▸ **WHAT THE EXERCISE ASKS**
From the listing below, extract each line containing the string "ownership".

▸ **AVAILABLE RECORDS**
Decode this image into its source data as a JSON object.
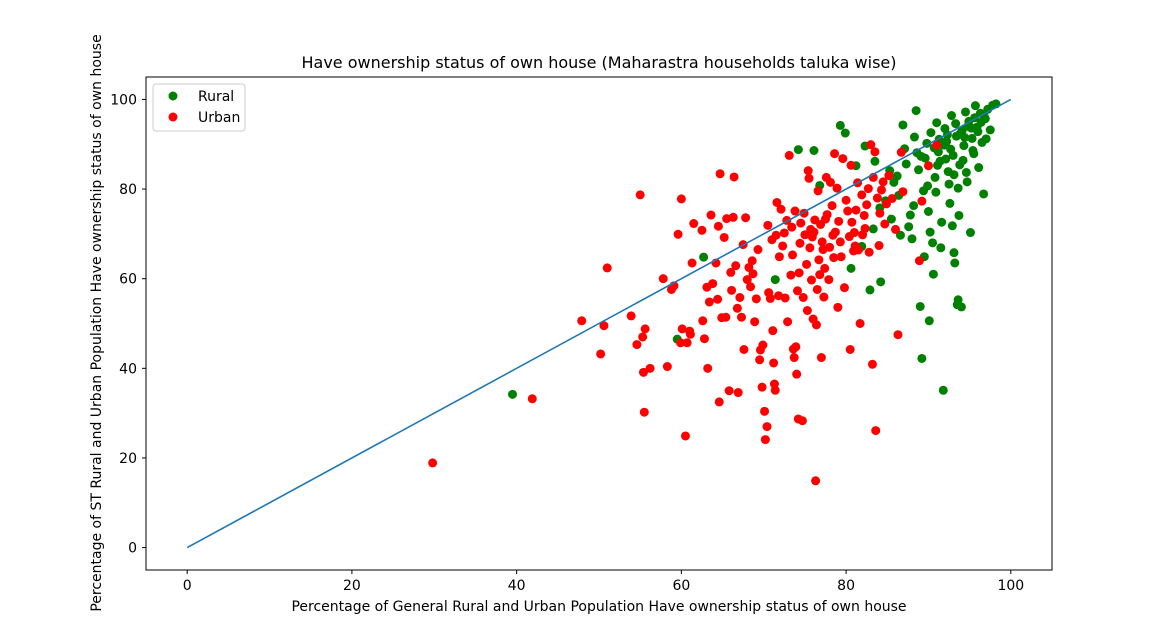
{
  "chart_data": {
    "type": "scatter",
    "title": "Have ownership status of own house (Maharastra households taluka wise)",
    "xlabel": "Percentage of General Rural and Urban Population Have ownership status of own house",
    "ylabel": "Percentage of ST Rural and Urban Population Have ownership status of own house",
    "xlim": [
      -5,
      105
    ],
    "ylim": [
      -5,
      105
    ],
    "xticks": [
      0,
      20,
      40,
      60,
      80,
      100
    ],
    "yticks": [
      0,
      20,
      40,
      60,
      80,
      100
    ],
    "grid": false,
    "legend_position": "upper-left",
    "series": [
      {
        "name": "Rural",
        "color": "#008000",
        "points": [
          [
            39.5,
            34.2
          ],
          [
            59.5,
            46.5
          ],
          [
            62.7,
            64.8
          ],
          [
            71.4,
            59.8
          ],
          [
            74.2,
            88.8
          ],
          [
            76.1,
            88.6
          ],
          [
            76.8,
            80.8
          ],
          [
            79.3,
            94.2
          ],
          [
            79.9,
            92.5
          ],
          [
            80.6,
            62.3
          ],
          [
            81.2,
            85.2
          ],
          [
            81.9,
            67.2
          ],
          [
            82.3,
            89.6
          ],
          [
            82.9,
            57.5
          ],
          [
            83.5,
            86.2
          ],
          [
            84.2,
            59.3
          ],
          [
            84.8,
            77.4
          ],
          [
            85.3,
            84.1
          ],
          [
            85.8,
            81.5
          ],
          [
            86.4,
            78.6
          ],
          [
            86.9,
            94.3
          ],
          [
            87.1,
            89.0
          ],
          [
            87.6,
            71.6
          ],
          [
            88.0,
            68.9
          ],
          [
            88.3,
            91.6
          ],
          [
            88.5,
            97.5
          ],
          [
            88.8,
            84.3
          ],
          [
            89.0,
            53.8
          ],
          [
            89.2,
            42.2
          ],
          [
            89.4,
            79.6
          ],
          [
            89.6,
            86.9
          ],
          [
            89.8,
            90.2
          ],
          [
            90.0,
            75.0
          ],
          [
            90.1,
            50.6
          ],
          [
            90.3,
            92.6
          ],
          [
            90.5,
            68.0
          ],
          [
            90.6,
            61.0
          ],
          [
            90.8,
            82.6
          ],
          [
            91.0,
            94.8
          ],
          [
            91.2,
            88.3
          ],
          [
            91.4,
            86.2
          ],
          [
            91.6,
            72.6
          ],
          [
            91.8,
            35.1
          ],
          [
            92.0,
            93.5
          ],
          [
            92.2,
            90.6
          ],
          [
            92.4,
            83.9
          ],
          [
            92.6,
            76.8
          ],
          [
            92.8,
            96.4
          ],
          [
            93.0,
            87.5
          ],
          [
            93.1,
            65.8
          ],
          [
            93.2,
            63.5
          ],
          [
            93.4,
            91.8
          ],
          [
            93.5,
            54.2
          ],
          [
            93.6,
            55.3
          ],
          [
            93.7,
            74.1
          ],
          [
            93.8,
            85.4
          ],
          [
            94.0,
            53.7
          ],
          [
            94.1,
            93.1
          ],
          [
            94.3,
            89.7
          ],
          [
            94.5,
            97.2
          ],
          [
            94.7,
            81.6
          ],
          [
            94.9,
            95.1
          ],
          [
            95.1,
            70.3
          ],
          [
            95.3,
            91.3
          ],
          [
            95.5,
            87.9
          ],
          [
            95.7,
            98.6
          ],
          [
            95.9,
            93.8
          ],
          [
            96.1,
            84.8
          ],
          [
            96.3,
            96.9
          ],
          [
            96.5,
            90.4
          ],
          [
            96.7,
            78.9
          ],
          [
            96.9,
            95.7
          ],
          [
            97.2,
            97.8
          ],
          [
            97.5,
            93.2
          ],
          [
            97.8,
            98.7
          ],
          [
            98.2,
            99.0
          ],
          [
            86.2,
            82.9
          ],
          [
            87.3,
            85.6
          ],
          [
            88.6,
            88.1
          ],
          [
            89.1,
            87.3
          ],
          [
            90.7,
            89.2
          ],
          [
            91.3,
            91.1
          ],
          [
            91.9,
            89.8
          ],
          [
            92.3,
            92.1
          ],
          [
            92.7,
            88.9
          ],
          [
            93.3,
            94.6
          ],
          [
            93.9,
            92.4
          ],
          [
            94.4,
            91.5
          ],
          [
            94.8,
            94.0
          ],
          [
            95.2,
            93.6
          ],
          [
            95.6,
            95.9
          ],
          [
            96.0,
            92.8
          ],
          [
            96.4,
            94.9
          ],
          [
            96.8,
            96.1
          ],
          [
            97.0,
            91.2
          ],
          [
            91.1,
            85.3
          ],
          [
            92.1,
            86.7
          ],
          [
            93.1,
            83.2
          ],
          [
            94.2,
            86.4
          ],
          [
            95.4,
            88.6
          ],
          [
            89.9,
            80.7
          ],
          [
            90.9,
            79.3
          ],
          [
            92.5,
            81.1
          ],
          [
            93.6,
            80.2
          ],
          [
            94.6,
            83.7
          ],
          [
            90.2,
            70.4
          ],
          [
            91.5,
            66.9
          ],
          [
            92.9,
            71.8
          ],
          [
            88.2,
            76.3
          ],
          [
            87.8,
            74.2
          ],
          [
            85.5,
            73.3
          ],
          [
            84.1,
            75.8
          ],
          [
            83.3,
            71.1
          ],
          [
            86.6,
            69.7
          ],
          [
            89.5,
            64.9
          ]
        ]
      },
      {
        "name": "Urban",
        "color": "#ff0000",
        "points": [
          [
            29.8,
            18.9
          ],
          [
            41.9,
            33.2
          ],
          [
            47.9,
            50.6
          ],
          [
            50.2,
            43.2
          ],
          [
            50.6,
            49.5
          ],
          [
            51.0,
            62.4
          ],
          [
            53.9,
            51.7
          ],
          [
            54.6,
            45.3
          ],
          [
            55.0,
            78.7
          ],
          [
            55.3,
            47.0
          ],
          [
            55.4,
            39.1
          ],
          [
            55.5,
            30.2
          ],
          [
            55.6,
            48.8
          ],
          [
            56.2,
            40.0
          ],
          [
            57.8,
            60.0
          ],
          [
            58.3,
            40.4
          ],
          [
            58.8,
            57.6
          ],
          [
            59.1,
            58.4
          ],
          [
            59.6,
            69.9
          ],
          [
            59.9,
            45.7
          ],
          [
            60.0,
            77.8
          ],
          [
            60.1,
            48.8
          ],
          [
            60.5,
            24.9
          ],
          [
            60.7,
            45.7
          ],
          [
            61.0,
            48.3
          ],
          [
            61.1,
            47.6
          ],
          [
            61.3,
            63.5
          ],
          [
            61.5,
            72.3
          ],
          [
            62.5,
            70.8
          ],
          [
            62.6,
            50.6
          ],
          [
            62.8,
            46.6
          ],
          [
            63.1,
            58.1
          ],
          [
            63.2,
            40.0
          ],
          [
            63.4,
            54.8
          ],
          [
            63.6,
            74.2
          ],
          [
            63.8,
            58.9
          ],
          [
            64.2,
            63.5
          ],
          [
            64.4,
            55.4
          ],
          [
            64.5,
            71.7
          ],
          [
            64.6,
            32.5
          ],
          [
            64.7,
            83.4
          ],
          [
            64.9,
            51.3
          ],
          [
            65.2,
            69.2
          ],
          [
            65.4,
            51.4
          ],
          [
            65.5,
            73.4
          ],
          [
            65.8,
            35.0
          ],
          [
            66.0,
            61.4
          ],
          [
            66.1,
            57.4
          ],
          [
            66.3,
            73.7
          ],
          [
            66.4,
            82.7
          ],
          [
            66.6,
            62.9
          ],
          [
            66.8,
            53.4
          ],
          [
            66.9,
            34.6
          ],
          [
            67.1,
            55.8
          ],
          [
            67.3,
            51.4
          ],
          [
            67.5,
            67.6
          ],
          [
            67.6,
            44.2
          ],
          [
            67.8,
            73.6
          ],
          [
            68.0,
            59.8
          ],
          [
            68.2,
            62.5
          ],
          [
            68.4,
            58.2
          ],
          [
            68.6,
            64.0
          ],
          [
            68.7,
            61.1
          ],
          [
            68.9,
            50.4
          ],
          [
            69.1,
            55.5
          ],
          [
            69.3,
            66.5
          ],
          [
            69.5,
            41.9
          ],
          [
            69.6,
            44.1
          ],
          [
            69.8,
            35.8
          ],
          [
            69.9,
            45.2
          ],
          [
            70.1,
            30.4
          ],
          [
            70.2,
            24.1
          ],
          [
            70.4,
            27.0
          ],
          [
            70.5,
            71.9
          ],
          [
            70.6,
            56.9
          ],
          [
            70.8,
            55.6
          ],
          [
            71.0,
            68.7
          ],
          [
            71.1,
            48.4
          ],
          [
            71.2,
            41.2
          ],
          [
            71.3,
            36.5
          ],
          [
            71.4,
            35.1
          ],
          [
            71.5,
            69.7
          ],
          [
            71.6,
            77.0
          ],
          [
            71.8,
            56.2
          ],
          [
            71.9,
            64.9
          ],
          [
            72.1,
            75.5
          ],
          [
            72.3,
            67.3
          ],
          [
            72.5,
            70.2
          ],
          [
            72.6,
            55.7
          ],
          [
            72.8,
            73.0
          ],
          [
            72.9,
            50.4
          ],
          [
            73.1,
            87.5
          ],
          [
            73.3,
            60.8
          ],
          [
            73.4,
            71.5
          ],
          [
            73.5,
            65.3
          ],
          [
            73.6,
            44.3
          ],
          [
            73.7,
            42.4
          ],
          [
            73.8,
            75.1
          ],
          [
            73.9,
            44.8
          ],
          [
            74.0,
            38.7
          ],
          [
            74.1,
            57.3
          ],
          [
            74.2,
            28.7
          ],
          [
            74.3,
            61.3
          ],
          [
            74.4,
            67.9
          ],
          [
            74.5,
            72.4
          ],
          [
            74.7,
            28.3
          ],
          [
            74.8,
            55.8
          ],
          [
            74.9,
            74.6
          ],
          [
            75.0,
            69.8
          ],
          [
            75.2,
            63.2
          ],
          [
            75.3,
            52.9
          ],
          [
            75.4,
            84.1
          ],
          [
            75.5,
            82.4
          ],
          [
            75.6,
            66.9
          ],
          [
            75.7,
            71.0
          ],
          [
            75.8,
            59.7
          ],
          [
            75.9,
            69.3
          ],
          [
            76.0,
            51.0
          ],
          [
            76.1,
            70.4
          ],
          [
            76.2,
            73.1
          ],
          [
            76.3,
            14.9
          ],
          [
            76.4,
            49.7
          ],
          [
            76.5,
            57.6
          ],
          [
            76.6,
            79.6
          ],
          [
            76.7,
            64.2
          ],
          [
            76.8,
            60.9
          ],
          [
            76.9,
            72.1
          ],
          [
            77.0,
            42.4
          ],
          [
            77.1,
            68.2
          ],
          [
            77.2,
            66.5
          ],
          [
            77.3,
            55.9
          ],
          [
            77.4,
            62.3
          ],
          [
            77.5,
            73.3
          ],
          [
            77.6,
            82.6
          ],
          [
            77.7,
            74.3
          ],
          [
            77.9,
            59.8
          ],
          [
            78.0,
            67.0
          ],
          [
            78.1,
            81.5
          ],
          [
            78.3,
            76.3
          ],
          [
            78.4,
            69.7
          ],
          [
            78.5,
            64.7
          ],
          [
            78.6,
            87.9
          ],
          [
            78.7,
            70.4
          ],
          [
            78.9,
            80.2
          ],
          [
            79.0,
            53.6
          ],
          [
            79.1,
            72.8
          ],
          [
            79.3,
            68.2
          ],
          [
            79.4,
            64.9
          ],
          [
            79.6,
            86.8
          ],
          [
            79.8,
            58.0
          ],
          [
            80.0,
            77.5
          ],
          [
            80.2,
            75.1
          ],
          [
            80.4,
            69.4
          ],
          [
            80.5,
            44.2
          ],
          [
            80.6,
            85.3
          ],
          [
            80.7,
            72.6
          ],
          [
            80.9,
            66.2
          ],
          [
            81.0,
            70.3
          ],
          [
            81.1,
            67.3
          ],
          [
            81.2,
            75.3
          ],
          [
            81.4,
            81.4
          ],
          [
            81.5,
            66.4
          ],
          [
            81.7,
            50.0
          ],
          [
            81.9,
            78.7
          ],
          [
            82.0,
            69.8
          ],
          [
            82.2,
            74.1
          ],
          [
            82.3,
            71.2
          ],
          [
            82.5,
            76.5
          ],
          [
            82.7,
            80.1
          ],
          [
            82.8,
            65.9
          ],
          [
            83.0,
            89.9
          ],
          [
            83.2,
            40.9
          ],
          [
            83.3,
            82.6
          ],
          [
            83.5,
            88.3
          ],
          [
            83.6,
            26.1
          ],
          [
            83.8,
            78.0
          ],
          [
            84.0,
            67.4
          ],
          [
            84.1,
            74.6
          ],
          [
            84.3,
            79.8
          ],
          [
            84.5,
            81.6
          ],
          [
            84.7,
            72.2
          ],
          [
            84.9,
            76.7
          ],
          [
            85.2,
            83.0
          ],
          [
            85.6,
            77.9
          ],
          [
            86.0,
            71.0
          ],
          [
            86.3,
            47.5
          ],
          [
            86.7,
            88.2
          ],
          [
            86.9,
            79.4
          ],
          [
            88.9,
            64.0
          ],
          [
            89.2,
            77.3
          ],
          [
            90.0,
            85.2
          ],
          [
            91.0,
            89.8
          ]
        ]
      }
    ],
    "reference_line": {
      "from": [
        0,
        0
      ],
      "to": [
        100,
        100
      ],
      "color": "#1f77b4"
    }
  }
}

▸ **CORRECT OUTPUT**
    "title": "Have ownership status of own house (Maharastra households taluka wise)",
    "xlabel": "Percentage of General Rural and Urban Population Have ownership status of own house",
    "ylabel": "Percentage of ST Rural and Urban Population Have ownership status of own house",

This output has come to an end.